## What the task asks
Which lines hold the word "content"? Show each of them.

## The input
----------------------------------------

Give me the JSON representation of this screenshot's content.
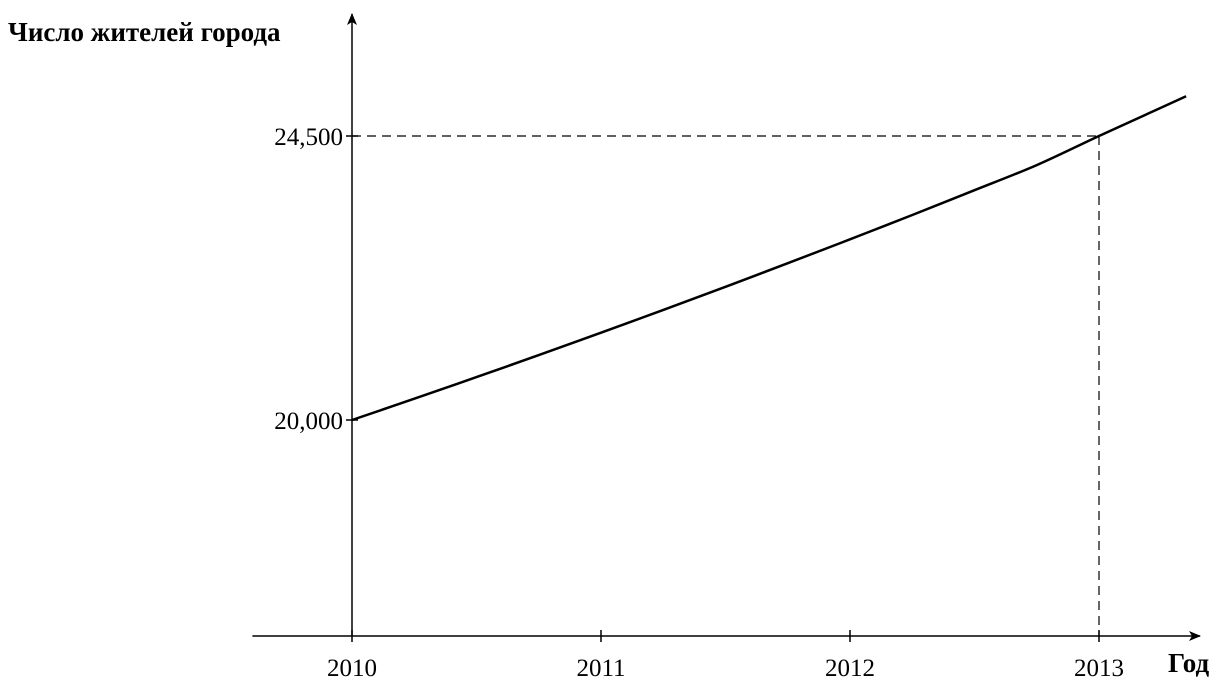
{
  "chart_data": {
    "type": "line",
    "title": "",
    "ylabel": "Число жителей города",
    "xlabel": "Год",
    "x_ticks": [
      2010,
      2011,
      2012,
      2013
    ],
    "y_ticks": [
      {
        "value": 20000,
        "label": "20,000"
      },
      {
        "value": 24500,
        "label": "24,500"
      }
    ],
    "xlim": [
      2009.6,
      2013.35
    ],
    "ylim": [
      16600,
      26500
    ],
    "grid": false,
    "series": [
      {
        "x": [
          2010,
          2010.25,
          2010.5,
          2010.75,
          2011,
          2011.25,
          2011.5,
          2011.75,
          2012,
          2012.25,
          2012.5,
          2012.75,
          2013,
          2013.2,
          2013.35
        ],
        "y": [
          20000,
          20337,
          20680,
          21029,
          21384,
          21744,
          22111,
          22484,
          22863,
          23249,
          23641,
          24039,
          24500,
          24860,
          25130
        ]
      }
    ],
    "guides": [
      {
        "x": 2013,
        "y": 24500,
        "style": "dashed"
      }
    ]
  }
}
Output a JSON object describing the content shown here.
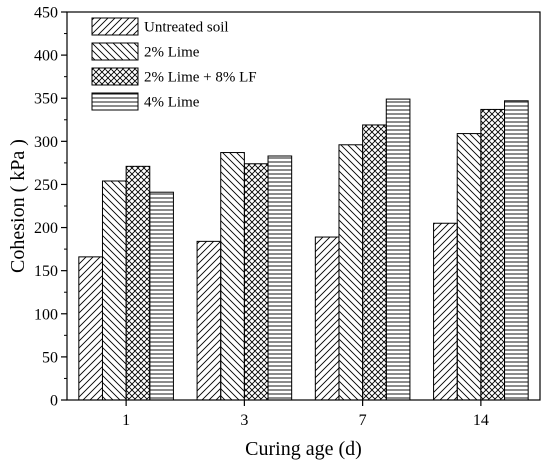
{
  "chart_data": {
    "type": "bar",
    "title": "",
    "xlabel": "Curing age (d)",
    "ylabel": "Cohesion ( kPa )",
    "categories": [
      "1",
      "3",
      "7",
      "14"
    ],
    "ylim": [
      0,
      450
    ],
    "yticks": [
      0,
      50,
      100,
      150,
      200,
      250,
      300,
      350,
      400,
      450
    ],
    "grid": false,
    "legend_position": "top-left",
    "series": [
      {
        "name": "Untreated soil",
        "pattern": "diag-up",
        "values": [
          166,
          184,
          189,
          205
        ]
      },
      {
        "name": "2% Lime",
        "pattern": "diag-down",
        "values": [
          254,
          287,
          296,
          309
        ]
      },
      {
        "name": "2% Lime + 8% LF",
        "pattern": "crosshatch",
        "values": [
          271,
          274,
          319,
          337
        ]
      },
      {
        "name": "4% Lime",
        "pattern": "horizontal",
        "values": [
          241,
          283,
          349,
          347
        ]
      }
    ],
    "colors": {
      "line": "#000000",
      "fill": "#ffffff"
    }
  }
}
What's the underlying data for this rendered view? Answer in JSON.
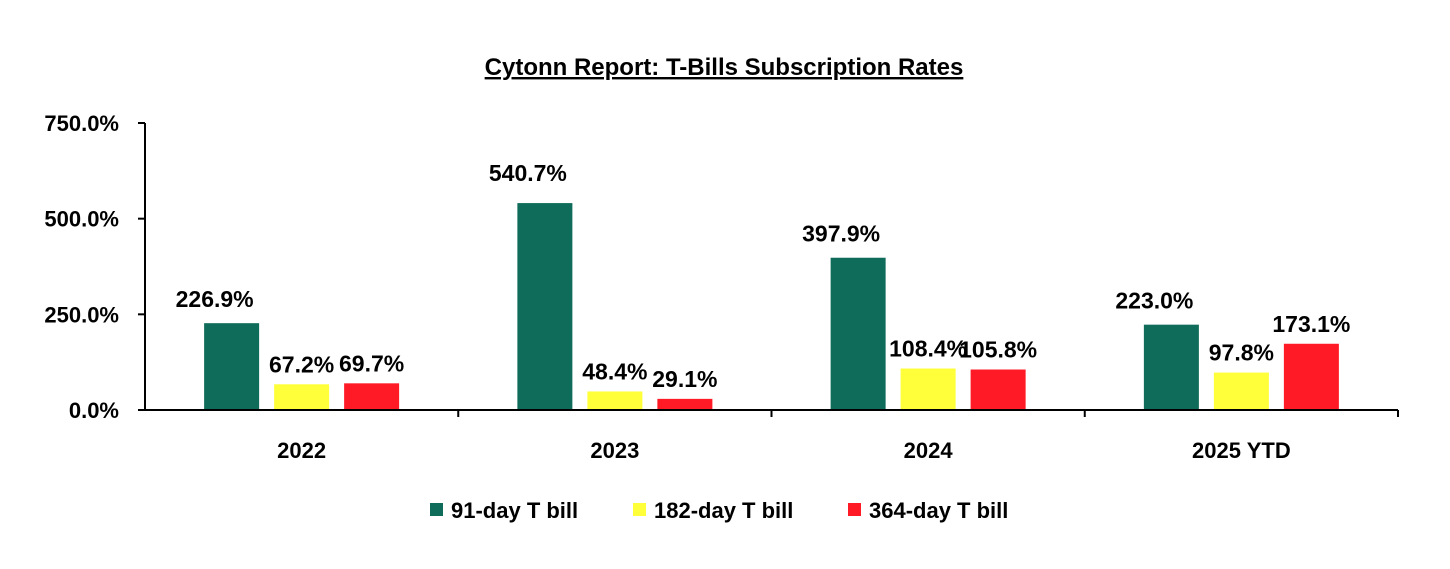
{
  "chart_data": {
    "type": "bar",
    "title": "Cytonn Report: T-Bills Subscription Rates",
    "xlabel": "",
    "ylabel": "",
    "ylim": [
      0,
      750
    ],
    "yticks": [
      0,
      250,
      500,
      750
    ],
    "ytick_labels": [
      "0.0%",
      "250.0%",
      "500.0%",
      "750.0%"
    ],
    "categories": [
      "2022",
      "2023",
      "2024",
      "2025 YTD"
    ],
    "series": [
      {
        "name": "91-day T bill",
        "color": "#0f6b5a",
        "values": [
          226.9,
          540.7,
          397.9,
          223.0
        ],
        "labels": [
          "226.9%",
          "540.7%",
          "397.9%",
          "223.0%"
        ]
      },
      {
        "name": "182-day T bill",
        "color": "#ffff3a",
        "values": [
          67.2,
          48.4,
          108.4,
          97.8
        ],
        "labels": [
          "67.2%",
          "48.4%",
          "108.4%",
          "97.8%"
        ]
      },
      {
        "name": "364-day T bill",
        "color": "#ff1a25",
        "values": [
          69.7,
          29.1,
          105.8,
          173.1
        ],
        "labels": [
          "69.7%",
          "29.1%",
          "105.8%",
          "173.1%"
        ]
      }
    ],
    "grid": false,
    "legend_position": "bottom"
  }
}
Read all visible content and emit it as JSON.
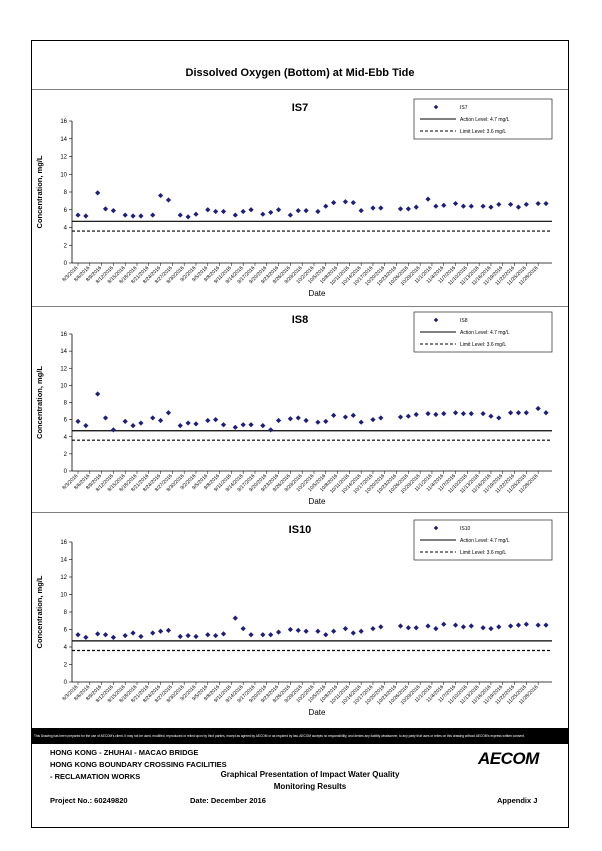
{
  "page_title": "Dissolved Oxygen (Bottom) at Mid-Ebb Tide",
  "disclaimer": "This Drawing has been prepared for the use of AECOM's client. It may not be used, modified, reproduced or relied upon by third parties, except as agreed by AECOM or as required by law. AECOM accepts no responsibility, and denies any liability whatsoever, to any party that uses or relies on this drawing without AECOM's express written consent.",
  "footer": {
    "line1": "HONG KONG - ZHUHAI - MACAO BRIDGE",
    "line2": "HONG KONG BOUNDARY CROSSING FACILITIES",
    "line3": "- RECLAMATION WORKS",
    "title1": "Graphical Presentation of Impact Water Quality",
    "title2": "Monitoring Results",
    "project": "Project No.: 60249820",
    "date": "Date: December 2016",
    "appendix": "Appendix J",
    "logo": "AECOM"
  },
  "chart_data": [
    {
      "type": "scatter",
      "title": "IS7",
      "xlabel": "Date",
      "ylabel": "Concentration, mg/L",
      "ylim": [
        0,
        16
      ],
      "yticks": [
        0,
        2,
        4,
        6,
        8,
        10,
        12,
        14,
        16
      ],
      "x_tick_labels": [
        "8/3/2016",
        "8/6/2016",
        "8/9/2016",
        "8/12/2016",
        "8/15/2016",
        "8/18/2016",
        "8/21/2016",
        "8/24/2016",
        "8/27/2016",
        "8/30/2016",
        "9/2/2016",
        "9/5/2016",
        "9/8/2016",
        "9/11/2016",
        "9/14/2016",
        "9/17/2016",
        "9/20/2016",
        "9/23/2016",
        "9/26/2016",
        "9/29/2016",
        "10/2/2016",
        "10/5/2016",
        "10/8/2016",
        "10/11/2016",
        "10/14/2016",
        "10/17/2016",
        "10/20/2016",
        "10/23/2016",
        "10/26/2016",
        "10/29/2016",
        "11/1/2016",
        "11/4/2016",
        "11/7/2016",
        "11/10/2016",
        "11/13/2016",
        "11/16/2016",
        "11/19/2016",
        "11/22/2016",
        "11/25/2016",
        "11/28/2016"
      ],
      "x_range": [
        "8/3/2016",
        "11/30/2016"
      ],
      "series": [
        {
          "name": "IS7",
          "marker": "diamond",
          "color": "#1f1f7a",
          "x": [
            "8/3/2016",
            "8/5/2016",
            "8/8/2016",
            "8/10/2016",
            "8/12/2016",
            "8/15/2016",
            "8/17/2016",
            "8/19/2016",
            "8/22/2016",
            "8/24/2016",
            "8/26/2016",
            "8/29/2016",
            "8/31/2016",
            "9/2/2016",
            "9/5/2016",
            "9/7/2016",
            "9/9/2016",
            "9/12/2016",
            "9/14/2016",
            "9/16/2016",
            "9/19/2016",
            "9/21/2016",
            "9/23/2016",
            "9/26/2016",
            "9/28/2016",
            "9/30/2016",
            "10/3/2016",
            "10/5/2016",
            "10/7/2016",
            "10/10/2016",
            "10/12/2016",
            "10/14/2016",
            "10/17/2016",
            "10/19/2016",
            "10/24/2016",
            "10/26/2016",
            "10/28/2016",
            "10/31/2016",
            "11/2/2016",
            "11/4/2016",
            "11/7/2016",
            "11/9/2016",
            "11/11/2016",
            "11/14/2016",
            "11/16/2016",
            "11/18/2016",
            "11/21/2016",
            "11/23/2016",
            "11/25/2016",
            "11/28/2016",
            "11/30/2016"
          ],
          "y": [
            5.4,
            5.3,
            7.9,
            6.1,
            5.9,
            5.4,
            5.3,
            5.3,
            5.4,
            7.6,
            7.1,
            5.4,
            5.2,
            5.5,
            6.0,
            5.8,
            5.8,
            5.4,
            5.8,
            6.0,
            5.5,
            5.7,
            6.0,
            5.4,
            5.9,
            5.9,
            5.8,
            6.4,
            6.8,
            6.9,
            6.8,
            5.9,
            6.2,
            6.2,
            6.1,
            6.1,
            6.3,
            7.2,
            6.4,
            6.5,
            6.7,
            6.4,
            6.4,
            6.4,
            6.3,
            6.6,
            6.6,
            6.3,
            6.6,
            6.7,
            6.7
          ]
        },
        {
          "name": "Action Level: 4.7 mg/L",
          "style": "solid",
          "value": 4.7
        },
        {
          "name": "Limit Level: 3.6 mg/L",
          "style": "dashed",
          "value": 3.6
        }
      ],
      "legend": "top-right"
    },
    {
      "type": "scatter",
      "title": "IS8",
      "xlabel": "Date",
      "ylabel": "Concentration, mg/L",
      "ylim": [
        0,
        16
      ],
      "yticks": [
        0,
        2,
        4,
        6,
        8,
        10,
        12,
        14,
        16
      ],
      "x_tick_labels": [
        "8/3/2016",
        "8/6/2016",
        "8/9/2016",
        "8/12/2016",
        "8/15/2016",
        "8/18/2016",
        "8/21/2016",
        "8/24/2016",
        "8/27/2016",
        "8/30/2016",
        "9/2/2016",
        "9/5/2016",
        "9/8/2016",
        "9/11/2016",
        "9/14/2016",
        "9/17/2016",
        "9/20/2016",
        "9/23/2016",
        "9/26/2016",
        "9/29/2016",
        "10/2/2016",
        "10/5/2016",
        "10/8/2016",
        "10/11/2016",
        "10/14/2016",
        "10/17/2016",
        "10/20/2016",
        "10/23/2016",
        "10/26/2016",
        "10/29/2016",
        "11/1/2016",
        "11/4/2016",
        "11/7/2016",
        "11/10/2016",
        "11/13/2016",
        "11/16/2016",
        "11/19/2016",
        "11/22/2016",
        "11/25/2016",
        "11/28/2016"
      ],
      "x_range": [
        "8/3/2016",
        "11/30/2016"
      ],
      "series": [
        {
          "name": "IS8",
          "marker": "diamond",
          "color": "#1f1f7a",
          "x": [
            "8/3/2016",
            "8/5/2016",
            "8/8/2016",
            "8/10/2016",
            "8/12/2016",
            "8/15/2016",
            "8/17/2016",
            "8/19/2016",
            "8/22/2016",
            "8/24/2016",
            "8/26/2016",
            "8/29/2016",
            "8/31/2016",
            "9/2/2016",
            "9/5/2016",
            "9/7/2016",
            "9/9/2016",
            "9/12/2016",
            "9/14/2016",
            "9/16/2016",
            "9/19/2016",
            "9/21/2016",
            "9/23/2016",
            "9/26/2016",
            "9/28/2016",
            "9/30/2016",
            "10/3/2016",
            "10/5/2016",
            "10/7/2016",
            "10/10/2016",
            "10/12/2016",
            "10/14/2016",
            "10/17/2016",
            "10/19/2016",
            "10/24/2016",
            "10/26/2016",
            "10/28/2016",
            "10/31/2016",
            "11/2/2016",
            "11/4/2016",
            "11/7/2016",
            "11/9/2016",
            "11/11/2016",
            "11/14/2016",
            "11/16/2016",
            "11/18/2016",
            "11/21/2016",
            "11/23/2016",
            "11/25/2016",
            "11/28/2016",
            "11/30/2016"
          ],
          "y": [
            5.8,
            5.3,
            9.0,
            6.2,
            4.8,
            5.8,
            5.3,
            5.6,
            6.2,
            5.9,
            6.8,
            5.3,
            5.6,
            5.5,
            5.9,
            6.0,
            5.4,
            5.1,
            5.4,
            5.4,
            5.3,
            4.8,
            5.9,
            6.1,
            6.2,
            5.9,
            5.7,
            5.8,
            6.5,
            6.3,
            6.5,
            5.7,
            6.0,
            6.2,
            6.3,
            6.4,
            6.6,
            6.7,
            6.6,
            6.7,
            6.8,
            6.7,
            6.7,
            6.7,
            6.4,
            6.2,
            6.8,
            6.8,
            6.8,
            7.3,
            6.8
          ]
        },
        {
          "name": "Action Level: 4.7 mg/L",
          "style": "solid",
          "value": 4.7
        },
        {
          "name": "Limit Level: 3.6 mg/L",
          "style": "dashed",
          "value": 3.6
        }
      ],
      "legend": "top-right"
    },
    {
      "type": "scatter",
      "title": "IS10",
      "xlabel": "Date",
      "ylabel": "Concentration, mg/L",
      "ylim": [
        0,
        16
      ],
      "yticks": [
        0,
        2,
        4,
        6,
        8,
        10,
        12,
        14,
        16
      ],
      "x_tick_labels": [
        "8/3/2016",
        "8/6/2016",
        "8/9/2016",
        "8/12/2016",
        "8/15/2016",
        "8/18/2016",
        "8/21/2016",
        "8/24/2016",
        "8/27/2016",
        "8/30/2016",
        "9/2/2016",
        "9/5/2016",
        "9/8/2016",
        "9/11/2016",
        "9/14/2016",
        "9/17/2016",
        "9/20/2016",
        "9/23/2016",
        "9/26/2016",
        "9/29/2016",
        "10/2/2016",
        "10/5/2016",
        "10/8/2016",
        "10/11/2016",
        "10/14/2016",
        "10/17/2016",
        "10/20/2016",
        "10/23/2016",
        "10/26/2016",
        "10/29/2016",
        "11/1/2016",
        "11/4/2016",
        "11/7/2016",
        "11/10/2016",
        "11/13/2016",
        "11/16/2016",
        "11/19/2016",
        "11/22/2016",
        "11/25/2016",
        "11/28/2016"
      ],
      "x_range": [
        "8/3/2016",
        "11/30/2016"
      ],
      "series": [
        {
          "name": "IS10",
          "marker": "diamond",
          "color": "#1f1f7a",
          "x": [
            "8/3/2016",
            "8/5/2016",
            "8/8/2016",
            "8/10/2016",
            "8/12/2016",
            "8/15/2016",
            "8/17/2016",
            "8/19/2016",
            "8/22/2016",
            "8/24/2016",
            "8/26/2016",
            "8/29/2016",
            "8/31/2016",
            "9/2/2016",
            "9/5/2016",
            "9/7/2016",
            "9/9/2016",
            "9/12/2016",
            "9/14/2016",
            "9/16/2016",
            "9/19/2016",
            "9/21/2016",
            "9/23/2016",
            "9/26/2016",
            "9/28/2016",
            "9/30/2016",
            "10/3/2016",
            "10/5/2016",
            "10/7/2016",
            "10/10/2016",
            "10/12/2016",
            "10/14/2016",
            "10/17/2016",
            "10/19/2016",
            "10/24/2016",
            "10/26/2016",
            "10/28/2016",
            "10/31/2016",
            "11/2/2016",
            "11/4/2016",
            "11/7/2016",
            "11/9/2016",
            "11/11/2016",
            "11/14/2016",
            "11/16/2016",
            "11/18/2016",
            "11/21/2016",
            "11/23/2016",
            "11/25/2016",
            "11/28/2016",
            "11/30/2016"
          ],
          "y": [
            5.4,
            5.1,
            5.5,
            5.4,
            5.1,
            5.3,
            5.6,
            5.2,
            5.6,
            5.8,
            5.9,
            5.2,
            5.3,
            5.2,
            5.4,
            5.3,
            5.5,
            7.3,
            6.1,
            5.4,
            5.4,
            5.4,
            5.7,
            6.0,
            5.9,
            5.8,
            5.8,
            5.4,
            5.8,
            6.1,
            5.6,
            5.8,
            6.1,
            6.3,
            6.4,
            6.2,
            6.2,
            6.4,
            6.1,
            6.6,
            6.5,
            6.3,
            6.4,
            6.2,
            6.1,
            6.3,
            6.4,
            6.5,
            6.6,
            6.5,
            6.5
          ]
        },
        {
          "name": "Action Level: 4.7 mg/L",
          "style": "solid",
          "value": 4.7
        },
        {
          "name": "Limit Level: 3.6 mg/L",
          "style": "dashed",
          "value": 3.6
        }
      ],
      "legend": "top-right"
    }
  ]
}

----------------------------------------

## In response
Give me the JSON representation of this screenshot's content.
Output a JSON object describing the content shown here.
Read all visible content and emit it as JSON.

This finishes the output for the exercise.